→ SUPPLIED MATERIAL
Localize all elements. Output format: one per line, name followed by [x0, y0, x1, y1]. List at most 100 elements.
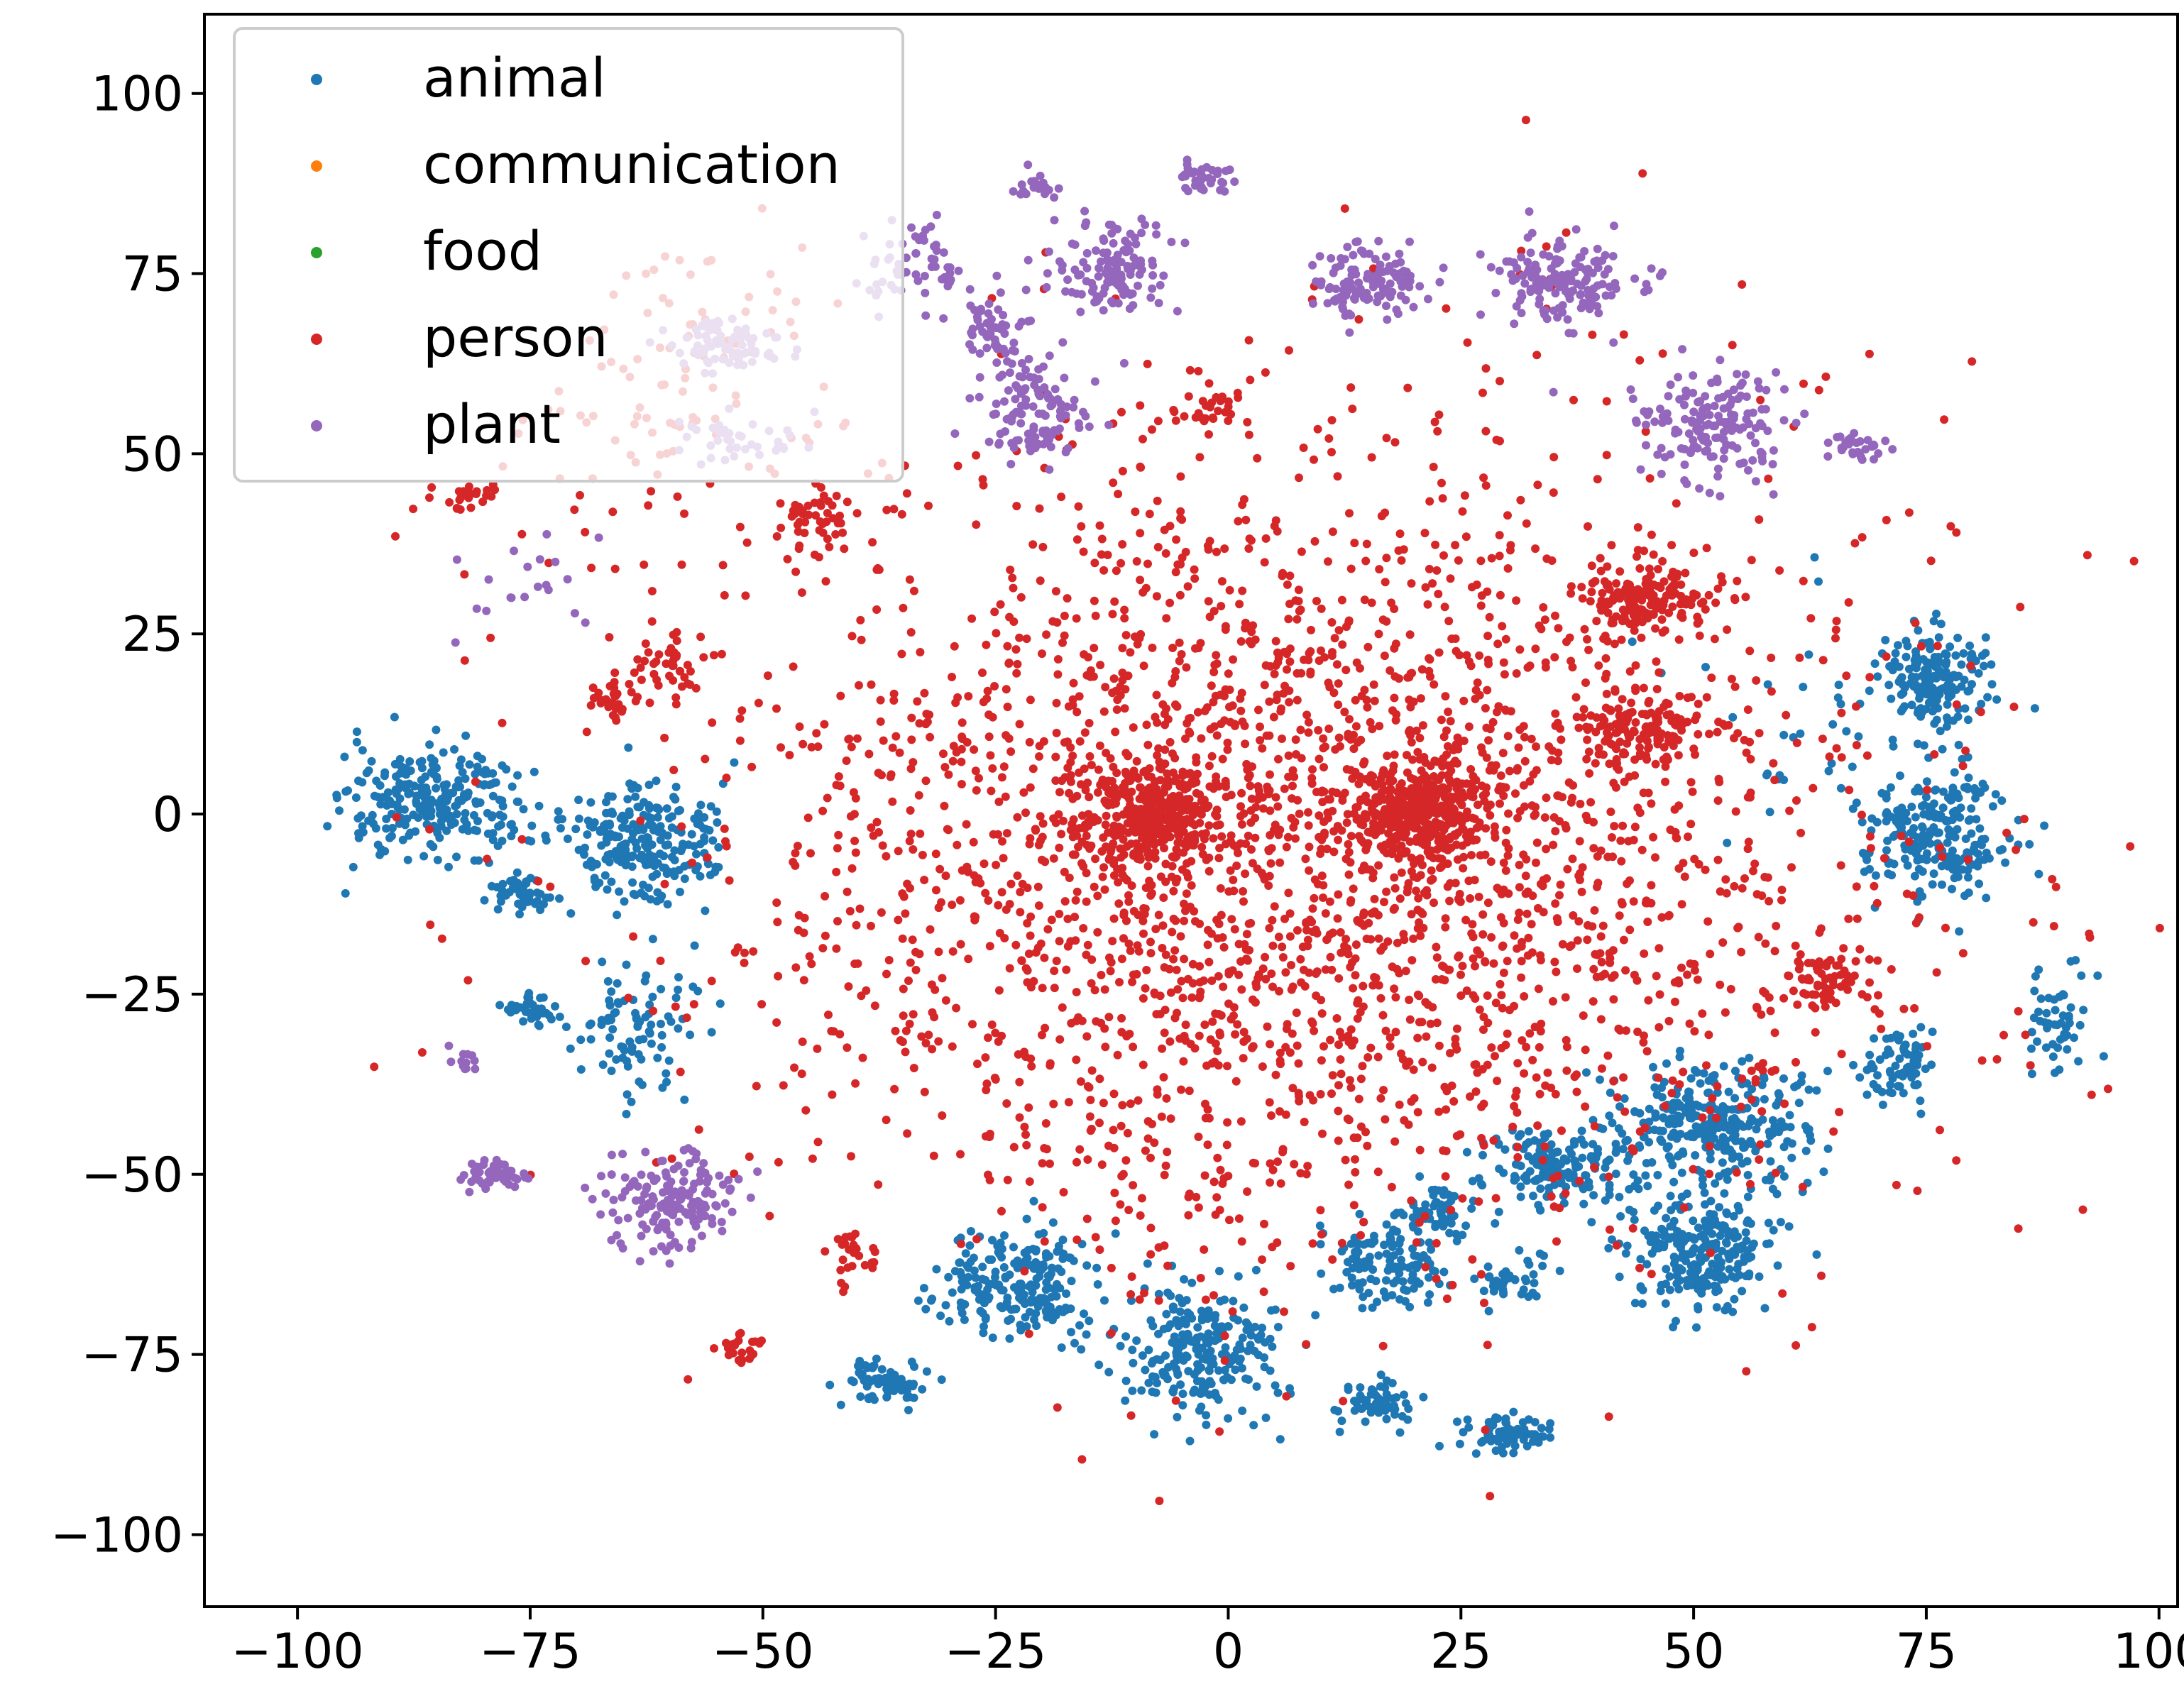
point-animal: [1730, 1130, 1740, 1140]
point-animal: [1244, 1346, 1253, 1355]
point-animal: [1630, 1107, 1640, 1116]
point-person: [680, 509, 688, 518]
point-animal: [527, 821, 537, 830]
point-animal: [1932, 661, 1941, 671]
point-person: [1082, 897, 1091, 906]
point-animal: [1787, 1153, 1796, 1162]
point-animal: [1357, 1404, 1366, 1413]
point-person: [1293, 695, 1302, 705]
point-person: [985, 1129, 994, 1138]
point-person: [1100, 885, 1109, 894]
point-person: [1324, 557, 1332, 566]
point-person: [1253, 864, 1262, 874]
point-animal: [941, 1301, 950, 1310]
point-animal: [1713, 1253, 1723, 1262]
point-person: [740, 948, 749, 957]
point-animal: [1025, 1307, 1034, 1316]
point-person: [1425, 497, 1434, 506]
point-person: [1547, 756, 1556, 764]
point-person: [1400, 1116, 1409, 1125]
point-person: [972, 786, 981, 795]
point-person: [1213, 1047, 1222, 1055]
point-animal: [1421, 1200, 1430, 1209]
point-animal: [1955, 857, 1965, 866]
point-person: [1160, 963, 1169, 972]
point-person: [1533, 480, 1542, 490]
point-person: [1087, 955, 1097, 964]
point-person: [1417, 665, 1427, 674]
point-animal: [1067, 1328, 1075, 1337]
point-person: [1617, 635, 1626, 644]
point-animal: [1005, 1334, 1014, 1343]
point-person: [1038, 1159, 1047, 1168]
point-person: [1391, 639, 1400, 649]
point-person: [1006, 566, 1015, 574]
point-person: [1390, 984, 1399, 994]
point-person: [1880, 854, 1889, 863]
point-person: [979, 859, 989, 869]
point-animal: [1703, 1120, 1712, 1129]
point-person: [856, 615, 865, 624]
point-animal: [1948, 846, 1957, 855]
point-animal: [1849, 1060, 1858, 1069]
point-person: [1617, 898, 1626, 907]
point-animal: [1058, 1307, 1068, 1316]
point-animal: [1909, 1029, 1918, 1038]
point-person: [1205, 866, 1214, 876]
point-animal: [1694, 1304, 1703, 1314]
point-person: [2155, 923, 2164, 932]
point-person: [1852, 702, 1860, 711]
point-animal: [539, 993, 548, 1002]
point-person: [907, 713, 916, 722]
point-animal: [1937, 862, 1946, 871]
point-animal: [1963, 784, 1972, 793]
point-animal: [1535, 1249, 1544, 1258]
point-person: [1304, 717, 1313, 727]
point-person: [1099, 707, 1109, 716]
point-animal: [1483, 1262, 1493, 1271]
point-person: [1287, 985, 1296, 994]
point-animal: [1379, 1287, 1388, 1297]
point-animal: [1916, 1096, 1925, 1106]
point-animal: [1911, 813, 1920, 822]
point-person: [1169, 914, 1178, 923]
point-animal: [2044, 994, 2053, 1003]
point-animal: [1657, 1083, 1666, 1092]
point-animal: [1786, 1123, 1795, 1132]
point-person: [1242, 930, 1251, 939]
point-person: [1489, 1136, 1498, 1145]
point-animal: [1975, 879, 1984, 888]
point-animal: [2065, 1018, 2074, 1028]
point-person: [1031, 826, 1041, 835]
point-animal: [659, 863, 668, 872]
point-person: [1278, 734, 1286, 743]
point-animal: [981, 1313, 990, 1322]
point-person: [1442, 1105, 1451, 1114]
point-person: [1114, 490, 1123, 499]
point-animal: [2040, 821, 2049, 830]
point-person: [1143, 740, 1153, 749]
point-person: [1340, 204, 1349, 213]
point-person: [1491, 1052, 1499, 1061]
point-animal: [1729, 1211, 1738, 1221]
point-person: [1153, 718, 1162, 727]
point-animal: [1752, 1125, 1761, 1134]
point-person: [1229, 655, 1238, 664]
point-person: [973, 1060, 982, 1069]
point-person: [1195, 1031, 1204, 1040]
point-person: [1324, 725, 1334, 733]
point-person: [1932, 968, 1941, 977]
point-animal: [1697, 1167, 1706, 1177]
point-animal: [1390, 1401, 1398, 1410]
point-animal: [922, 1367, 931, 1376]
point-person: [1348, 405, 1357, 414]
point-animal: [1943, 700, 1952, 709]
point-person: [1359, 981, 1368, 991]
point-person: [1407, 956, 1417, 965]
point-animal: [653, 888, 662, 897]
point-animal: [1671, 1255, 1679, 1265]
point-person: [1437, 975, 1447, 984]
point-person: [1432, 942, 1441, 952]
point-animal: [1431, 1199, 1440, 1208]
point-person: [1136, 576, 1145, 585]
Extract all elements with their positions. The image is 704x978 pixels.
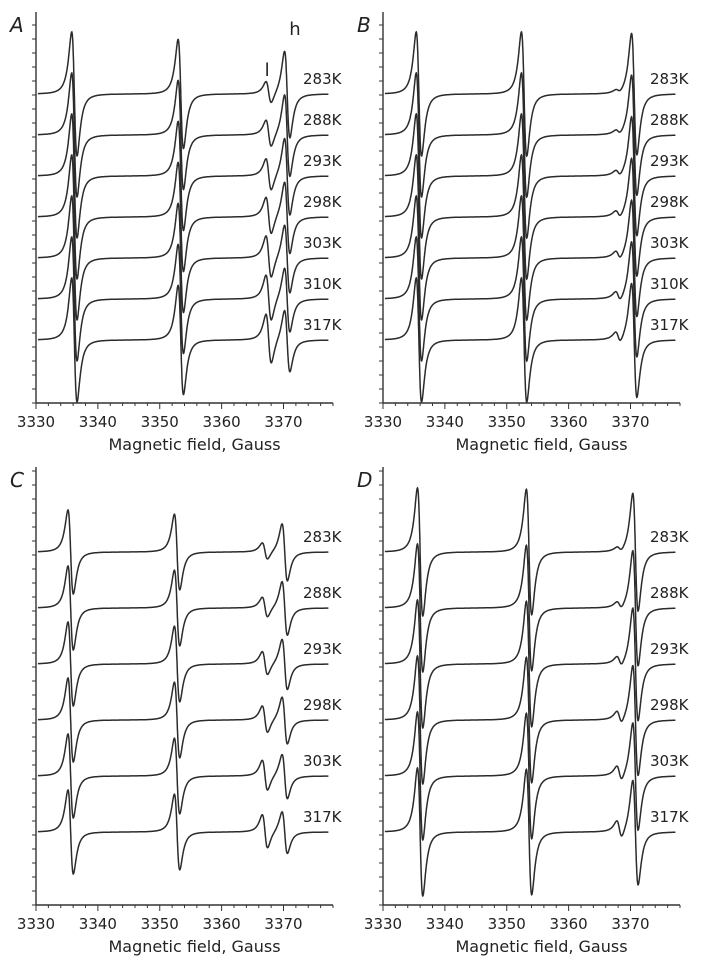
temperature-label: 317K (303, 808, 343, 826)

→ DO THIS
Copy out the lines of the records without changes, from the line containing "point-animal: [1730, 1130, 1740, 1140]" down to the line containing "point-person: [1038, 1159, 1047, 1168]", including both.

→ REPLY TO THE TASK
point-animal: [1730, 1130, 1740, 1140]
point-animal: [1244, 1346, 1253, 1355]
point-animal: [1630, 1107, 1640, 1116]
point-person: [680, 509, 688, 518]
point-animal: [527, 821, 537, 830]
point-animal: [1932, 661, 1941, 671]
point-person: [1082, 897, 1091, 906]
point-animal: [1787, 1153, 1796, 1162]
point-animal: [1357, 1404, 1366, 1413]
point-person: [1293, 695, 1302, 705]
point-person: [985, 1129, 994, 1138]
point-person: [1100, 885, 1109, 894]
point-person: [1324, 557, 1332, 566]
point-person: [1253, 864, 1262, 874]
point-animal: [941, 1301, 950, 1310]
point-animal: [1713, 1253, 1723, 1262]
point-person: [740, 948, 749, 957]
point-animal: [1025, 1307, 1034, 1316]
point-person: [1425, 497, 1434, 506]
point-person: [1547, 756, 1556, 764]
point-person: [1400, 1116, 1409, 1125]
point-person: [972, 786, 981, 795]
point-person: [1213, 1047, 1222, 1055]
point-animal: [1421, 1200, 1430, 1209]
point-animal: [1955, 857, 1965, 866]
point-person: [1160, 963, 1169, 972]
point-person: [1533, 480, 1542, 490]
point-person: [1087, 955, 1097, 964]
point-person: [1417, 665, 1427, 674]
point-animal: [1067, 1328, 1075, 1337]
point-person: [1617, 635, 1626, 644]
point-animal: [1005, 1334, 1014, 1343]
point-person: [1038, 1159, 1047, 1168]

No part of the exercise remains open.